Provided records
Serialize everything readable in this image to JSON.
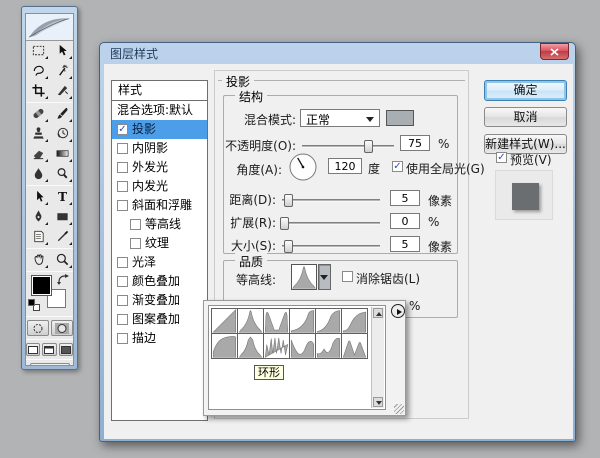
{
  "toolbar": {
    "tools": [
      "rectangular-marquee",
      "move",
      "lasso",
      "magic-wand",
      "crop",
      "slice",
      "healing-brush",
      "brush",
      "clone-stamp",
      "history-brush",
      "eraser",
      "gradient",
      "blur",
      "dodge",
      "path-selection",
      "type",
      "pen",
      "shape",
      "notes",
      "eyedropper",
      "hand",
      "zoom"
    ]
  },
  "dialog": {
    "title": "图层样式",
    "styles_panel": {
      "header": "样式",
      "items": [
        {
          "label": "混合选项:默认",
          "checkbox": false,
          "checked": false,
          "selected": false,
          "indent": false
        },
        {
          "label": "投影",
          "checkbox": true,
          "checked": true,
          "selected": true,
          "indent": false
        },
        {
          "label": "内阴影",
          "checkbox": true,
          "checked": false,
          "selected": false,
          "indent": false
        },
        {
          "label": "外发光",
          "checkbox": true,
          "checked": false,
          "selected": false,
          "indent": false
        },
        {
          "label": "内发光",
          "checkbox": true,
          "checked": false,
          "selected": false,
          "indent": false
        },
        {
          "label": "斜面和浮雕",
          "checkbox": true,
          "checked": false,
          "selected": false,
          "indent": false
        },
        {
          "label": "等高线",
          "checkbox": true,
          "checked": false,
          "selected": false,
          "indent": true
        },
        {
          "label": "纹理",
          "checkbox": true,
          "checked": false,
          "selected": false,
          "indent": true
        },
        {
          "label": "光泽",
          "checkbox": true,
          "checked": false,
          "selected": false,
          "indent": false
        },
        {
          "label": "颜色叠加",
          "checkbox": true,
          "checked": false,
          "selected": false,
          "indent": false
        },
        {
          "label": "渐变叠加",
          "checkbox": true,
          "checked": false,
          "selected": false,
          "indent": false
        },
        {
          "label": "图案叠加",
          "checkbox": true,
          "checked": false,
          "selected": false,
          "indent": false
        },
        {
          "label": "描边",
          "checkbox": true,
          "checked": false,
          "selected": false,
          "indent": false
        }
      ]
    },
    "shadow_page": {
      "title": "投影",
      "structure": {
        "title": "结构",
        "blend_mode_label": "混合模式:",
        "blend_mode_value": "正常",
        "opacity_label": "不透明度(O):",
        "opacity_value": "75",
        "opacity_unit": "%",
        "angle_label": "角度(A):",
        "angle_value": "120",
        "angle_unit": "度",
        "use_global_light_label": "使用全局光(G)",
        "use_global_light_checked": true,
        "distance_label": "距离(D):",
        "distance_value": "5",
        "distance_unit": "像素",
        "spread_label": "扩展(R):",
        "spread_value": "0",
        "spread_unit": "%",
        "size_label": "大小(S):",
        "size_value": "5",
        "size_unit": "像素"
      },
      "quality": {
        "title": "品质",
        "contour_label": "等高线:",
        "antialias_label": "消除锯齿(L)",
        "antialias_checked": false,
        "noise_unit": "%"
      }
    },
    "buttons": {
      "ok": "确定",
      "cancel": "取消",
      "new_style": "新建样式(W)...",
      "preview_label": "预览(V)",
      "preview_checked": true
    },
    "contour_popup": {
      "tooltip": "环形",
      "thumbnails": [
        "linear",
        "cone",
        "cone-inverted",
        "cove-deep",
        "cove-shallow",
        "gaussian",
        "half-round",
        "ring",
        "triple-ring",
        "wave",
        "rolling-slope",
        "two-peaks"
      ]
    },
    "colors": {
      "selection": "#4d9ee8",
      "shadow_color_swatch": "#a9aeb3",
      "preview_square": "#6a6e71"
    }
  }
}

Problem description
Retype all the records shown above, character for character. Omit every picture.

Exercise result
Serialize everything readable in this image to JSON.
{
  "toolbar": {
    "tools": [
      "rectangular-marquee",
      "move",
      "lasso",
      "magic-wand",
      "crop",
      "slice",
      "healing-brush",
      "brush",
      "clone-stamp",
      "history-brush",
      "eraser",
      "gradient",
      "blur",
      "dodge",
      "path-selection",
      "type",
      "pen",
      "shape",
      "notes",
      "eyedropper",
      "hand",
      "zoom"
    ]
  },
  "dialog": {
    "title": "图层样式",
    "styles_panel": {
      "header": "样式",
      "items": [
        {
          "label": "混合选项:默认",
          "checkbox": false,
          "checked": false,
          "selected": false,
          "indent": false
        },
        {
          "label": "投影",
          "checkbox": true,
          "checked": true,
          "selected": true,
          "indent": false
        },
        {
          "label": "内阴影",
          "checkbox": true,
          "checked": false,
          "selected": false,
          "indent": false
        },
        {
          "label": "外发光",
          "checkbox": true,
          "checked": false,
          "selected": false,
          "indent": false
        },
        {
          "label": "内发光",
          "checkbox": true,
          "checked": false,
          "selected": false,
          "indent": false
        },
        {
          "label": "斜面和浮雕",
          "checkbox": true,
          "checked": false,
          "selected": false,
          "indent": false
        },
        {
          "label": "等高线",
          "checkbox": true,
          "checked": false,
          "selected": false,
          "indent": true
        },
        {
          "label": "纹理",
          "checkbox": true,
          "checked": false,
          "selected": false,
          "indent": true
        },
        {
          "label": "光泽",
          "checkbox": true,
          "checked": false,
          "selected": false,
          "indent": false
        },
        {
          "label": "颜色叠加",
          "checkbox": true,
          "checked": false,
          "selected": false,
          "indent": false
        },
        {
          "label": "渐变叠加",
          "checkbox": true,
          "checked": false,
          "selected": false,
          "indent": false
        },
        {
          "label": "图案叠加",
          "checkbox": true,
          "checked": false,
          "selected": false,
          "indent": false
        },
        {
          "label": "描边",
          "checkbox": true,
          "checked": false,
          "selected": false,
          "indent": false
        }
      ]
    },
    "shadow_page": {
      "title": "投影",
      "structure": {
        "title": "结构",
        "blend_mode_label": "混合模式:",
        "blend_mode_value": "正常",
        "opacity_label": "不透明度(O):",
        "opacity_value": "75",
        "opacity_unit": "%",
        "angle_label": "角度(A):",
        "angle_value": "120",
        "angle_unit": "度",
        "use_global_light_label": "使用全局光(G)",
        "use_global_light_checked": true,
        "distance_label": "距离(D):",
        "distance_value": "5",
        "distance_unit": "像素",
        "spread_label": "扩展(R):",
        "spread_value": "0",
        "spread_unit": "%",
        "size_label": "大小(S):",
        "size_value": "5",
        "size_unit": "像素"
      },
      "quality": {
        "title": "品质",
        "contour_label": "等高线:",
        "antialias_label": "消除锯齿(L)",
        "antialias_checked": false,
        "noise_unit": "%"
      }
    },
    "buttons": {
      "ok": "确定",
      "cancel": "取消",
      "new_style": "新建样式(W)...",
      "preview_label": "预览(V)",
      "preview_checked": true
    },
    "contour_popup": {
      "tooltip": "环形",
      "thumbnails": [
        "linear",
        "cone",
        "cone-inverted",
        "cove-deep",
        "cove-shallow",
        "gaussian",
        "half-round",
        "ring",
        "triple-ring",
        "wave",
        "rolling-slope",
        "two-peaks"
      ]
    },
    "colors": {
      "selection": "#4d9ee8",
      "shadow_color_swatch": "#a9aeb3",
      "preview_square": "#6a6e71"
    }
  }
}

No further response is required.